DIRECTIVE: Present the records as a Markdown table with the columns Row and Entry, starting at the line that contains "month-heading: April 2024" and ending at the line that contains "activity-row[interactable]: Tue, February 27 Developers", both included. Put one line per row and leave out blank lines.

EXERCISE MATERIALS:
━━━━
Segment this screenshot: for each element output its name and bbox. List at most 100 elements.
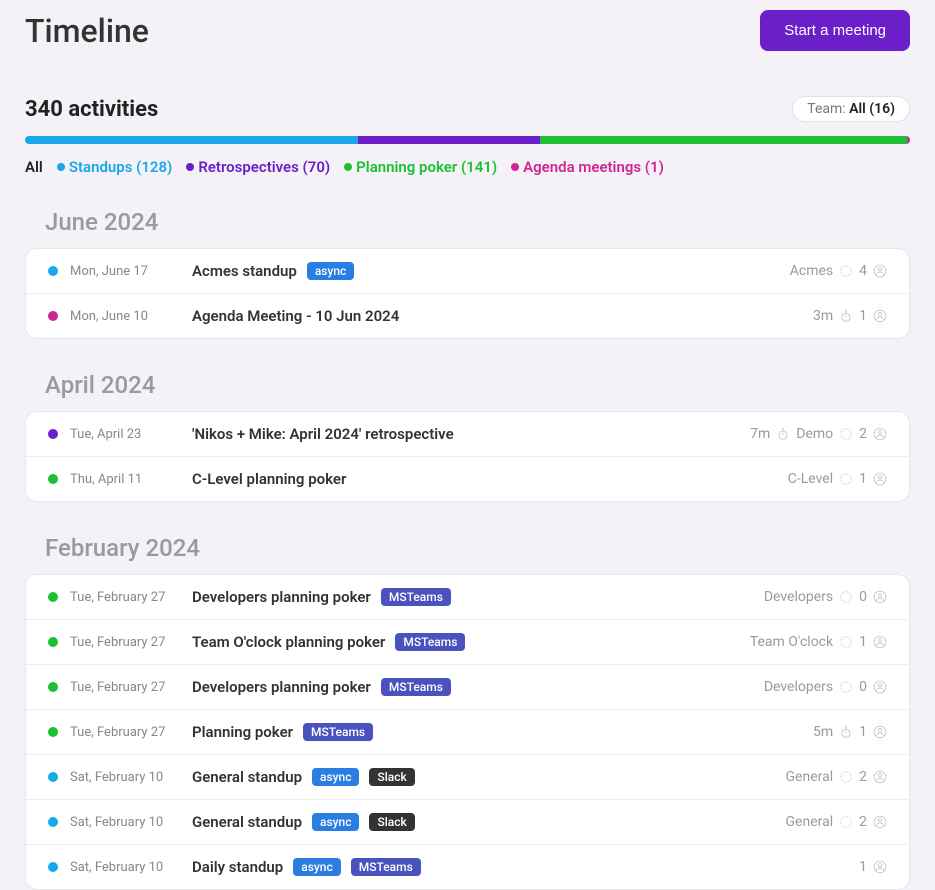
month-heading: April 2024 bbox=[45, 371, 910, 399]
activity-row[interactable]: Sat, February 10Daily standupasyncMSTeam… bbox=[26, 845, 909, 889]
activity-row[interactable]: Sat, February 10General standupasyncSlac… bbox=[26, 755, 909, 800]
filter-planning-poker[interactable]: Planning poker (141) bbox=[344, 158, 497, 176]
activity-type-dot-icon bbox=[48, 474, 58, 484]
async-badge: async bbox=[293, 858, 340, 876]
filter-agenda-meetings[interactable]: Agenda meetings (1) bbox=[511, 158, 664, 176]
team-filter-value: All (16) bbox=[849, 101, 895, 117]
activity-type-dot-icon bbox=[48, 772, 58, 782]
activity-row[interactable]: Tue, February 27 Developers planning poke… bbox=[26, 575, 909, 620]
activity-title-wrap: General standupasyncSlack bbox=[192, 813, 415, 831]
team-filter-pill[interactable]: Team: All (16) bbox=[792, 96, 910, 122]
activity-people-count: 1 bbox=[859, 308, 867, 324]
team-icon bbox=[839, 815, 853, 829]
dot-icon bbox=[57, 163, 65, 171]
activity-people-count: 0 bbox=[859, 679, 867, 695]
stopwatch-icon bbox=[776, 427, 790, 441]
segment-poker bbox=[540, 136, 907, 144]
team-icon bbox=[839, 590, 853, 604]
activity-title: C-Level planning poker bbox=[192, 470, 346, 488]
activity-row[interactable]: Tue, February 27Developers planning poke… bbox=[26, 665, 909, 710]
slack-badge: Slack bbox=[369, 813, 414, 831]
team-icon bbox=[839, 264, 853, 278]
activity-meta: Developers0 bbox=[764, 589, 887, 605]
activity-duration: 5m bbox=[813, 724, 833, 740]
activity-date: Mon, June 17 bbox=[70, 264, 180, 279]
people-icon bbox=[873, 472, 887, 486]
activity-type-dot-icon bbox=[48, 682, 58, 692]
activity-title-wrap: Developers planning pokerMSTeams bbox=[192, 588, 451, 606]
activities-count: 340 activities bbox=[25, 97, 158, 122]
activity-title-wrap: Planning poker MSTeams bbox=[192, 723, 373, 741]
people-icon bbox=[873, 635, 887, 649]
activity-type-dot-icon bbox=[48, 592, 58, 602]
people-icon bbox=[873, 680, 887, 694]
activity-meta: General2 bbox=[786, 814, 887, 830]
activity-title-wrap: C-Level planning poker bbox=[192, 470, 346, 488]
activity-row[interactable]: Tue, April 23'Nikos + Mike: April 2024' … bbox=[26, 412, 909, 457]
activity-date: Tue, February 27 bbox=[70, 590, 180, 605]
activity-team: General bbox=[786, 814, 834, 830]
filter-standups[interactable]: Standups (128) bbox=[57, 158, 173, 176]
activity-title: Acmes standup bbox=[192, 262, 297, 280]
segment-standups bbox=[25, 136, 358, 144]
activity-team: Demo bbox=[796, 426, 833, 442]
activity-meta: Developers 0 bbox=[764, 679, 887, 695]
activity-meta: Acmes 4 bbox=[790, 263, 887, 279]
people-icon bbox=[873, 770, 887, 784]
activity-meta: Team O'clock1 bbox=[750, 634, 887, 650]
activity-title-wrap: General standupasyncSlack bbox=[192, 768, 415, 786]
activity-meta: 7mDemo2 bbox=[750, 426, 887, 442]
activity-title-wrap: Acmes standupasync bbox=[192, 262, 354, 280]
activity-team: Acmes bbox=[790, 263, 833, 279]
segment-retros bbox=[358, 136, 540, 144]
activity-date: Tue, February 27 bbox=[70, 635, 180, 650]
activity-row[interactable]: Mon, June 10Agenda Meeting - 10 Jun 2024… bbox=[26, 294, 909, 338]
activity-type-dot-icon bbox=[48, 637, 58, 647]
people-icon bbox=[873, 725, 887, 739]
activity-row[interactable]: Thu, April 11C-Level planning pokerC-Lev… bbox=[26, 457, 909, 501]
activity-title: Agenda Meeting - 10 Jun 2024 bbox=[192, 307, 399, 325]
dot-icon bbox=[511, 163, 519, 171]
activity-title: Daily standup bbox=[192, 858, 283, 876]
people-icon bbox=[873, 427, 887, 441]
activity-title: Planning poker bbox=[192, 723, 293, 741]
activity-title: 'Nikos + Mike: April 2024' retrospective bbox=[192, 425, 454, 443]
stopwatch-icon bbox=[839, 309, 853, 323]
msteams-badge: MSTeams bbox=[381, 588, 451, 606]
activity-row[interactable]: Tue, February 27 Team O'clock planning po… bbox=[26, 620, 909, 665]
slack-badge: Slack bbox=[369, 768, 414, 786]
activity-title: Team O'clock planning poker bbox=[192, 633, 385, 651]
activity-distribution-bar bbox=[25, 136, 910, 144]
async-badge: async bbox=[312, 813, 359, 831]
team-icon bbox=[839, 635, 853, 649]
activity-team: Developers bbox=[764, 679, 833, 695]
activity-type-dot-icon bbox=[48, 862, 58, 872]
summary-row: 340 activities Team: All (16) bbox=[25, 96, 910, 122]
filter-retrospectives[interactable]: Retrospectives (70) bbox=[186, 158, 330, 176]
team-icon bbox=[839, 472, 853, 486]
activity-meta: General2 bbox=[786, 769, 887, 785]
filter-tabs: All Standups (128) Retrospectives (70) P… bbox=[25, 158, 910, 176]
activity-people-count: 4 bbox=[859, 263, 867, 279]
activity-date: Tue, February 27 bbox=[70, 680, 180, 695]
activity-group: Mon, June 17Acmes standupasyncAcmes4Mon,… bbox=[25, 248, 910, 339]
msteams-badge: MSTeams bbox=[303, 723, 373, 741]
activity-group: Tue, April 23'Nikos + Mike: April 2024' … bbox=[25, 411, 910, 502]
activity-row[interactable]: Mon, June 17 Acmes standupasync Acmes 4 bbox=[26, 249, 909, 294]
activity-type-dot-icon bbox=[48, 311, 58, 321]
start-meeting-button[interactable]: Start a meeting bbox=[760, 10, 910, 51]
segment-agenda bbox=[907, 136, 910, 144]
activity-row[interactable]: Sat, February 10General standupasyncSlac… bbox=[26, 800, 909, 845]
activity-duration: 7m bbox=[750, 426, 770, 442]
activity-title-wrap: Agenda Meeting - 10 Jun 2024 bbox=[192, 307, 399, 325]
activity-team: C-Level bbox=[788, 471, 833, 487]
filter-all[interactable]: All bbox=[25, 158, 43, 176]
activity-people-count: 1 bbox=[859, 471, 867, 487]
month-heading: February 2024 bbox=[45, 534, 910, 562]
filter-poker-label: Planning poker (141) bbox=[356, 158, 497, 176]
activity-meta: C-Level 1 bbox=[788, 471, 887, 487]
filter-agenda-label: Agenda meetings (1) bbox=[523, 158, 664, 176]
activity-type-dot-icon bbox=[48, 266, 58, 276]
activity-row[interactable]: Tue, February 27Planning pokerMSTeams5m1 bbox=[26, 710, 909, 755]
activity-people-count: 0 bbox=[859, 589, 867, 605]
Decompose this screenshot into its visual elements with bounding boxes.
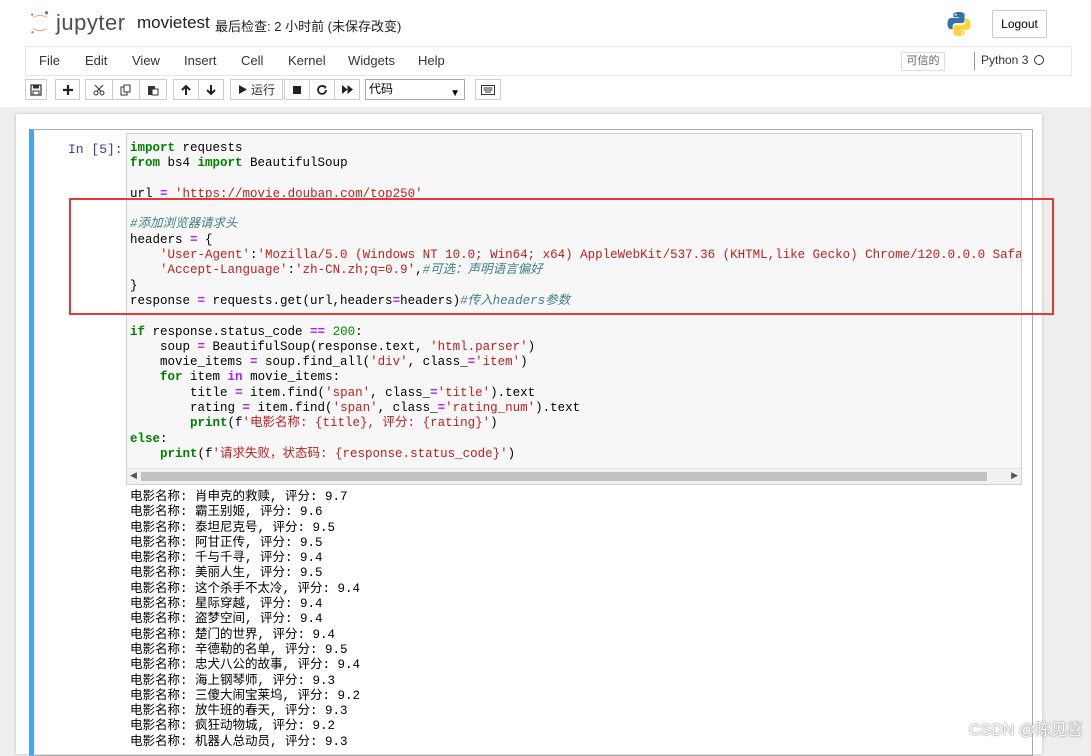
restart-button[interactable]	[309, 79, 335, 100]
scroll-left-icon[interactable]: ◀	[130, 470, 137, 481]
keyboard-icon	[481, 84, 495, 95]
menu-view[interactable]: View	[132, 53, 160, 68]
arrow-down-icon	[206, 84, 216, 95]
scissors-icon	[93, 84, 104, 95]
menu-kernel[interactable]: Kernel	[288, 53, 326, 68]
run-label: 运行	[250, 83, 275, 97]
cell-output: 电影名称: 肖申克的救赎, 评分: 9.7 电影名称: 霸王别姬, 评分: 9.6…	[130, 490, 360, 750]
code-line: rating = item.find('span', class_='ratin…	[130, 401, 581, 416]
horizontal-scrollbar[interactable]: ◀ ▶	[127, 468, 1021, 484]
menu-widgets[interactable]: Widgets	[348, 53, 395, 68]
output-line: 电影名称: 忠犬八公的故事, 评分: 9.4	[130, 658, 361, 673]
output-line: 电影名称: 楚门的世界, 评分: 9.4	[130, 627, 336, 642]
code-line: import requests	[130, 141, 243, 155]
cell-type-value: 代码	[369, 82, 394, 96]
scroll-right-icon[interactable]: ▶	[1011, 470, 1018, 481]
insert-cell-button[interactable]	[55, 79, 80, 100]
interrupt-button[interactable]	[284, 79, 310, 100]
toolbar: 运行 代码 ▼	[25, 79, 1070, 102]
menu-bar: File Edit View Insert Cell Kernel Widget…	[25, 46, 1072, 76]
menu-help[interactable]: Help	[418, 53, 445, 68]
move-down-button[interactable]	[198, 79, 224, 100]
output-line: 电影名称: 三傻大闹宝莱坞, 评分: 9.2	[130, 688, 361, 703]
code-line: print(f'请求失败，状态码: {response.status_code}…	[160, 446, 516, 461]
logout-button[interactable]: Logout	[992, 10, 1047, 38]
output-line: 电影名称: 泰坦尼克号, 评分: 9.5	[130, 520, 336, 535]
code-line: for item in movie_items:	[160, 370, 341, 385]
fast-forward-icon	[341, 85, 353, 94]
command-palette-button[interactable]	[475, 79, 501, 100]
menu-file[interactable]: File	[39, 53, 60, 68]
python-logo-icon	[947, 12, 971, 36]
arrow-up-icon	[181, 84, 191, 95]
save-button[interactable]	[25, 79, 47, 100]
highlight-annotation	[69, 198, 1054, 315]
code-line: movie_items = soup.find_all('div', class…	[130, 355, 528, 370]
notebook-name[interactable]: movietest	[137, 13, 210, 33]
csdn-watermark: CSDN @陈见喜	[968, 722, 1083, 739]
code-line: if response.status_code == 200:	[130, 324, 363, 339]
save-icon	[30, 83, 42, 96]
code-line: print(f'电影名称: {title}, 评分: {rating}')	[190, 416, 498, 431]
restart-run-all-button[interactable]	[334, 79, 360, 100]
code-line: soup = BeautifulSoup(response.text, 'htm…	[130, 339, 536, 354]
kernel-idle-icon	[1034, 55, 1044, 65]
kernel-name[interactable]: Python 3	[981, 53, 1028, 67]
stop-icon	[293, 85, 301, 94]
jupyter-logo-text: jupyter	[56, 10, 126, 35]
move-up-button[interactable]	[173, 79, 199, 100]
menu-cell[interactable]: Cell	[241, 53, 263, 68]
cut-button[interactable]	[85, 79, 113, 100]
cell-type-select[interactable]: 代码 ▼	[365, 79, 465, 100]
scrollbar-thumb[interactable]	[141, 472, 987, 481]
output-line: 电影名称: 辛德勒的名单, 评分: 9.5	[130, 642, 348, 657]
output-line: 电影名称: 机器人总动员, 评分: 9.3	[130, 734, 348, 749]
output-line: 电影名称: 千与千寻, 评分: 9.4	[130, 551, 323, 566]
output-line: 电影名称: 阿甘正传, 评分: 9.5	[130, 535, 323, 550]
output-line: 电影名称: 霸王别姬, 评分: 9.6	[130, 505, 323, 520]
plus-icon	[62, 84, 73, 95]
code-line: else:	[130, 431, 168, 446]
copy-icon	[120, 84, 131, 95]
trusted-badge[interactable]: 可信的	[901, 52, 945, 71]
chevron-down-icon: ▼	[450, 88, 460, 99]
jupyter-logo-icon	[31, 11, 49, 34]
code-line: from bs4 import BeautifulSoup	[130, 156, 348, 171]
output-line: 电影名称: 盗梦空间, 评分: 9.4	[130, 612, 323, 627]
notebook-header: jupyter movietest 最后检查: 2 小时前 (未保存改变) Lo…	[0, 0, 1091, 107]
jupyter-logo[interactable]: jupyter	[28, 8, 126, 38]
paste-icon	[148, 85, 159, 95]
output-line: 电影名称: 肖申克的救赎, 评分: 9.7	[130, 490, 348, 504]
output-line: 电影名称: 海上钢琴师, 评分: 9.3	[130, 673, 336, 688]
restart-icon	[317, 84, 327, 95]
menu-edit[interactable]: Edit	[85, 53, 107, 68]
copy-button[interactable]	[112, 79, 140, 100]
paste-button[interactable]	[139, 79, 167, 100]
kernel-separator	[974, 52, 975, 70]
run-button[interactable]: 运行	[230, 79, 283, 100]
input-prompt: In [5]:	[68, 142, 123, 157]
output-line: 电影名称: 放牛班的春天, 评分: 9.3	[130, 704, 348, 719]
code-line: title = item.find('span', class_='title'…	[130, 385, 536, 400]
menu-insert[interactable]: Insert	[184, 53, 217, 68]
output-line: 电影名称: 这个杀手不太冷, 评分: 9.4	[130, 581, 361, 596]
output-line: 电影名称: 美丽人生, 评分: 9.5	[130, 566, 323, 581]
output-line: 电影名称: 疯狂动物城, 评分: 9.2	[130, 719, 336, 734]
play-icon	[238, 85, 247, 94]
checkpoint-status: 最后检查: 2 小时前 (未保存改变)	[215, 19, 402, 34]
output-line: 电影名称: 星际穿越, 评分: 9.4	[130, 597, 323, 612]
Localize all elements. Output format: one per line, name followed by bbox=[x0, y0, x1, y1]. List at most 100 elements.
━━━━
TASK ANSWER:
| Row | Entry |
|---|---|
| 1 | month-heading: April 2024 bbox=[45, 371, 910, 399] |
| 2 | activity-row[interactable]: Sat, February 10Daily standupasyncMSTeam… bbox=[26, 845, 909, 889] |
| 3 | activity-row[interactable]: Sat, February 10General standupasyncSlac… bbox=[26, 755, 909, 800] |
| 4 | filter-planning-poker[interactable]: Planning poker (141) bbox=[344, 158, 497, 176] |
| 5 | activity-type-dot-icon bbox=[48, 474, 58, 484] |
| 6 | async-badge: async bbox=[293, 858, 340, 876] |
| 7 | filter-agenda-meetings[interactable]: Agenda meetings (1) bbox=[511, 158, 664, 176] |
| 8 | team-filter-value: All (16) bbox=[849, 101, 895, 117] |
| 9 | activity-type-dot-icon bbox=[48, 772, 58, 782] |
| 10 | activity-row[interactable]: Tue, February 27 Developers planning poke… bbox=[26, 575, 909, 620] |